Each entry must be reproduced precisely as it stands.

Listed records:
------------------------------------------------
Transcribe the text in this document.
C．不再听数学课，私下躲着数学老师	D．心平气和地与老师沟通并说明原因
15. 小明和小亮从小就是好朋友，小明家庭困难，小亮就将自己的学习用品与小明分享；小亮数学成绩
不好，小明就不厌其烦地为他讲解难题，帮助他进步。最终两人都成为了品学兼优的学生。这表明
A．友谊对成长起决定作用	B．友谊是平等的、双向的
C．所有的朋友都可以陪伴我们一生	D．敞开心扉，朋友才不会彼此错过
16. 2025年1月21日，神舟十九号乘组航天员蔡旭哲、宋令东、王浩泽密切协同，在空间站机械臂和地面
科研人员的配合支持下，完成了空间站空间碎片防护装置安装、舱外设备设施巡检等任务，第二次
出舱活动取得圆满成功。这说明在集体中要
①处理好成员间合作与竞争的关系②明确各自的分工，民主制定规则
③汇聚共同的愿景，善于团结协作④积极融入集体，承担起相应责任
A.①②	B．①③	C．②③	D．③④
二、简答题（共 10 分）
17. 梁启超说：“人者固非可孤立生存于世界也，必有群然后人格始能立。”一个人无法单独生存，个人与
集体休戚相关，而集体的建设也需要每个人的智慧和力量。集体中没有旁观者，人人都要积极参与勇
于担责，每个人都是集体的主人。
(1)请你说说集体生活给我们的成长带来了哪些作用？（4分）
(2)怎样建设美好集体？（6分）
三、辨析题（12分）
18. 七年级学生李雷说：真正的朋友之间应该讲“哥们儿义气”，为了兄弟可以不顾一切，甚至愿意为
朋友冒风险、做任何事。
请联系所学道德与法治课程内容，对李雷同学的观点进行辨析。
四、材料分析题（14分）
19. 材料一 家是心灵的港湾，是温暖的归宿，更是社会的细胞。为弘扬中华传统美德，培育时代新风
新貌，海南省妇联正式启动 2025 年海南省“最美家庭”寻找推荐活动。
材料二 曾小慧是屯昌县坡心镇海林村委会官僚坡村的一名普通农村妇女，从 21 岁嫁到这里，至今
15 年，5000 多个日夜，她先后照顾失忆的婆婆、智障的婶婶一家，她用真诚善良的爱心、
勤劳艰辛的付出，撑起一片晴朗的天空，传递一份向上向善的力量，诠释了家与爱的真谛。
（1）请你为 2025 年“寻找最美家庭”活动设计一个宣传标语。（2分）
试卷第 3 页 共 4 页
------------------------------------------------
Written answer:
Transcribe the text in this document.
C．不再听数学课，私下躲着数学老师	D．心平气和地与老师沟通并说明原因
15. 小明和小亮从小就是好朋友，小明家庭困难，小亮就将自己的学习用品与小明分享；小亮数学成绩
不好，小明就不厌其烦地为他讲解难题，帮助他进步。最终两人都成为了品学兼优的学生。这表明
A．友谊对成长起决定作用	B．友谊是平等的、双向的
C．所有的朋友都可以陪伴我们一生	D．敞开心扉，朋友才不会彼此错过
16. 2025年1月21日，神舟十九号乘组航天员蔡旭哲、宋令东、王浩泽密切协同，在空间站机械臂和地面
科研人员的配合支持下，完成了空间站空间碎片防护装置安装、舱外设备设施巡检等任务，第二次
出舱活动取得圆满成功。这说明在集体中要
①处理好成员间合作与竞争的关系②明确各自的分工，民主制定规则
③汇聚共同的愿景，善于团结协作④积极融入集体，承担起相应责任
A.①②	B．①③	C．②③	D．③④
二、简答题（共 10 分）
17. 梁启超说：“人者固非可孤立生存于世界也，必有群然后人格始能立。”一个人无法单独生存，个人与
集体休戚相关，而集体的建设也需要每个人的智慧和力量。集体中没有旁观者，人人都要积极参与勇
于担责，每个人都是集体的主人。
(1)请你说说集体生活给我们的成长带来了哪些作用？（4分）
(2)怎样建设美好集体？（6分）
三、辨析题（12分）
18. 七年级学生李雷说：真正的朋友之间应该讲“哥们儿义气”，为了兄弟可以不顾一切，甚至愿意为
朋友冒风险、做任何事。
请联系所学道德与法治课程内容，对李雷同学的观点进行辨析。
四、材料分析题（14分）
19. 材料一 家是心灵的港湾，是温暖的归宿，更是社会的细胞。为弘扬中华传统美德，培育时代新风
新貌，海南省妇联正式启动 2025 年海南省“最美家庭”寻找推荐活动。
材料二 曾小慧是屯昌县坡心镇海林村委会官僚坡村的一名普通农村妇女，从 21 岁嫁到这里，至今
15 年，5000 多个日夜，她先后照顾失忆的婆婆、智障的婶婶一家，她用真诚善良的爱心、
勤劳艰辛的付出，撑起一片晴朗的天空，传递一份向上向善的力量，诠释了家与爱的真谛。
（1）请你为 2025 年“寻找最美家庭”活动设计一个宣传标语。（2分）
试卷第 3 页 共 4 页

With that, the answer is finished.